* _Required task_: Set down the records once more, please, exactly and with the pictures left out.

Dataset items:
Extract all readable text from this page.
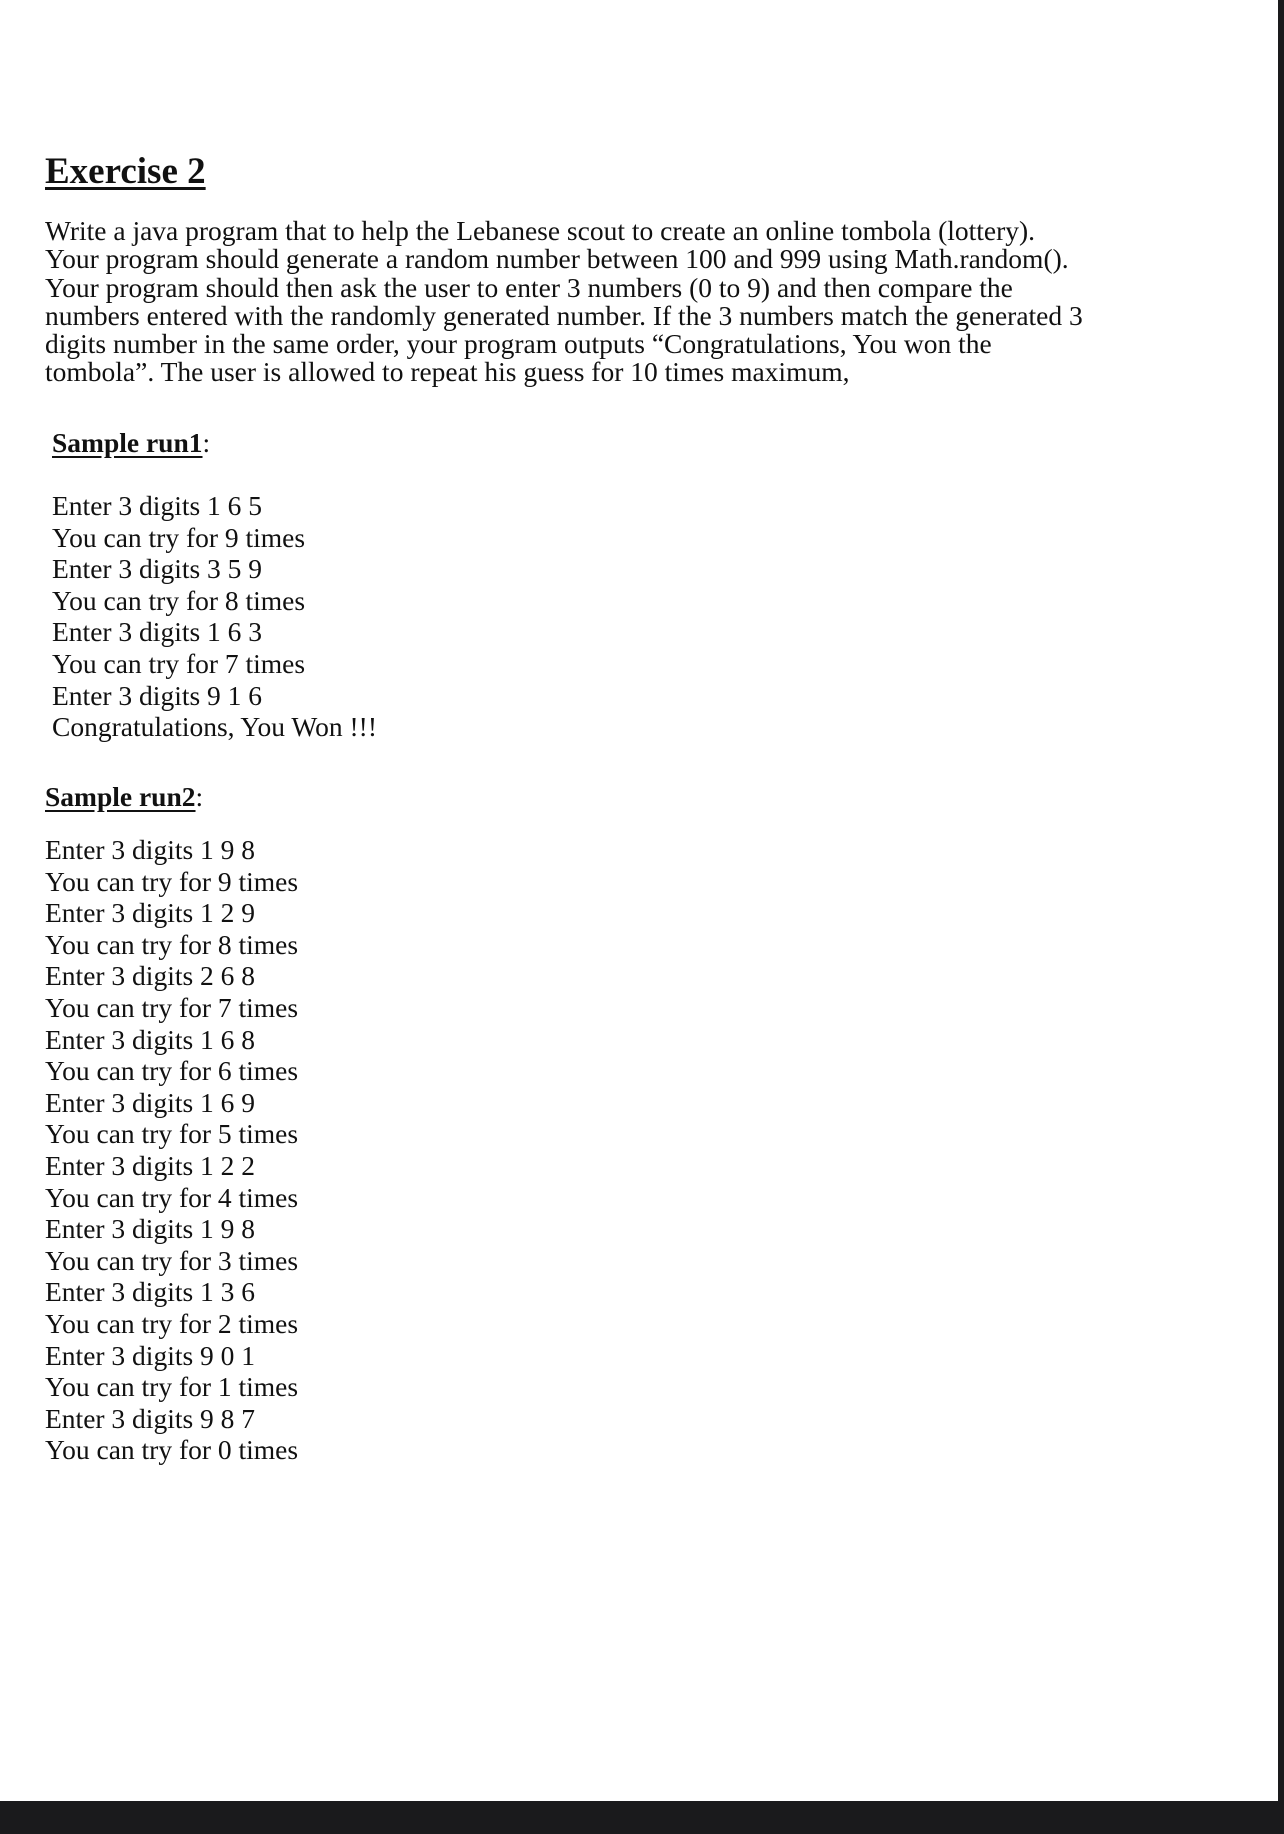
Exercise 2
Write a java program that to help the Lebanese scout to create an online tombola (lottery).
Your program should generate a random number between 100 and 999 using Math.random().
Your program should then ask the user to enter 3 numbers (0 to 9) and then compare the
numbers entered with the randomly generated number. If the 3 numbers match the generated 3
digits number in the same order, your program outputs “Congratulations, You won the
tombola”. The user is allowed to repeat his guess for 10 times maximum,
Sample run1:
Enter 3 digits 1 6 5
You can try for 9 times
Enter 3 digits 3 5 9
You can try for 8 times
Enter 3 digits 1 6 3
You can try for 7 times
Enter 3 digits 9 1 6
Congratulations, You Won !!!
Sample run2:
Enter 3 digits 1 9 8
You can try for 9 times
Enter 3 digits 1 2 9
You can try for 8 times
Enter 3 digits 2 6 8
You can try for 7 times
Enter 3 digits 1 6 8
You can try for 6 times
Enter 3 digits 1 6 9
You can try for 5 times
Enter 3 digits 1 2 2
You can try for 4 times
Enter 3 digits 1 9 8
You can try for 3 times
Enter 3 digits 1 3 6
You can try for 2 times
Enter 3 digits 9 0 1
You can try for 1 times
Enter 3 digits 9 8 7
You can try for 0 times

* _Complete output_:
Extract all readable text from this page.
Exercise 2
Write a java program that to help the Lebanese scout to create an online tombola (lottery).
Your program should generate a random number between 100 and 999 using Math.random().
Your program should then ask the user to enter 3 numbers (0 to 9) and then compare the
numbers entered with the randomly generated number. If the 3 numbers match the generated 3
digits number in the same order, your program outputs “Congratulations, You won the
tombola”. The user is allowed to repeat his guess for 10 times maximum,
Sample run1:
Enter 3 digits 1 6 5
You can try for 9 times
Enter 3 digits 3 5 9
You can try for 8 times
Enter 3 digits 1 6 3
You can try for 7 times
Enter 3 digits 9 1 6
Congratulations, You Won !!!
Sample run2:
Enter 3 digits 1 9 8
You can try for 9 times
Enter 3 digits 1 2 9
You can try for 8 times
Enter 3 digits 2 6 8
You can try for 7 times
Enter 3 digits 1 6 8
You can try for 6 times
Enter 3 digits 1 6 9
You can try for 5 times
Enter 3 digits 1 2 2
You can try for 4 times
Enter 3 digits 1 9 8
You can try for 3 times
Enter 3 digits 1 3 6
You can try for 2 times
Enter 3 digits 9 0 1
You can try for 1 times
Enter 3 digits 9 8 7
You can try for 0 times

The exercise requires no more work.